Using the entries that follow, collect the lines where the word "this" appears.

* BEGIN Data entries *

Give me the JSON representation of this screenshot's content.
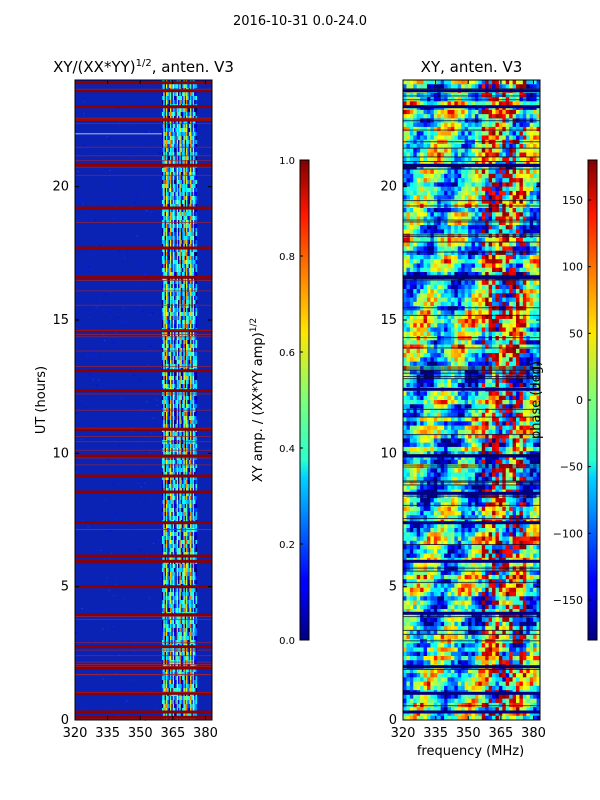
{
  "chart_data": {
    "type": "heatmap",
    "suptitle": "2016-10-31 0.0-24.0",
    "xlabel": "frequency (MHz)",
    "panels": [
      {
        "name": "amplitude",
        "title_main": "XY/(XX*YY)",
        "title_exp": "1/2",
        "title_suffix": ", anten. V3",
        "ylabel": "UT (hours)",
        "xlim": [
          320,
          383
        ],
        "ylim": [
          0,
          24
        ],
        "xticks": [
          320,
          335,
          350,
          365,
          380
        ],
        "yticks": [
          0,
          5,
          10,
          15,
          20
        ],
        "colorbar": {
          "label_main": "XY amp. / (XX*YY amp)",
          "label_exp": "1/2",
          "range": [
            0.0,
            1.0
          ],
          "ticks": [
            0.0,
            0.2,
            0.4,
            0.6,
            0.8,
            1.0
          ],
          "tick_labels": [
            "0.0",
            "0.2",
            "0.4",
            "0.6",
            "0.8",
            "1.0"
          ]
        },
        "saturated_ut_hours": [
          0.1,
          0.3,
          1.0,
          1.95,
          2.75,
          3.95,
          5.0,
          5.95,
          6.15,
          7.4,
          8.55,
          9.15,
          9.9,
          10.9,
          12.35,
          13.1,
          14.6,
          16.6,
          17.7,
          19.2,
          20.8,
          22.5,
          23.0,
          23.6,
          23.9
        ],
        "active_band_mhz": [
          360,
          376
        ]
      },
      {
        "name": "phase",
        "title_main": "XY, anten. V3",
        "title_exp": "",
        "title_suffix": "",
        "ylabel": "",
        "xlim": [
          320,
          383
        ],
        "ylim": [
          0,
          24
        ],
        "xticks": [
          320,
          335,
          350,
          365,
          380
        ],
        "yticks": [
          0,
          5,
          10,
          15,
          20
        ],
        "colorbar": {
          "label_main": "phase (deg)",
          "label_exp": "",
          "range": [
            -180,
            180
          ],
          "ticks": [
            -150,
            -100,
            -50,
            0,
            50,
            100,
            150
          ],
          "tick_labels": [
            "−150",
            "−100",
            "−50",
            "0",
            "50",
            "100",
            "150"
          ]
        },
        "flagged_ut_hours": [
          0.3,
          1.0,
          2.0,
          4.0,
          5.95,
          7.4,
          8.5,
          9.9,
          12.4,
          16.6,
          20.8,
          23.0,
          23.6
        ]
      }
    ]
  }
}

* END Data entries *
* BEGIN Data entries *

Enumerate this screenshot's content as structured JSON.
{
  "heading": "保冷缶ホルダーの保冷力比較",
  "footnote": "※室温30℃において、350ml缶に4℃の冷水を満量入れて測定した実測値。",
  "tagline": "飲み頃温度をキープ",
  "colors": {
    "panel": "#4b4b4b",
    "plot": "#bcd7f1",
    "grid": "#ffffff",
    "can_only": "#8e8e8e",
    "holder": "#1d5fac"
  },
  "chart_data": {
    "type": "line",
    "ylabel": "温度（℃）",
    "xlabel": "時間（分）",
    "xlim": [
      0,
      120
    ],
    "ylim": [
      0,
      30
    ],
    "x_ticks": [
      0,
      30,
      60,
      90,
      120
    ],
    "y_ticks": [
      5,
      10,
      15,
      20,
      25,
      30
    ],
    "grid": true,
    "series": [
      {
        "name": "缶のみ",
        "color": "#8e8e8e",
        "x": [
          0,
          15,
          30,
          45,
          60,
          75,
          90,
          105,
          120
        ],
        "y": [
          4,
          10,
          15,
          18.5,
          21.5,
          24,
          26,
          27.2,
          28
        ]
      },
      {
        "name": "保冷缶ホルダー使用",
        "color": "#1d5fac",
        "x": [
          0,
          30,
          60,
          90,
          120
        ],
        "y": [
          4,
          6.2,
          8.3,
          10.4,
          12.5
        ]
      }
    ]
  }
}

* END Data entries *

▶ _Written answer_
Give me the JSON representation of this screenshot's content.
Enumerate this screenshot's content as structured JSON.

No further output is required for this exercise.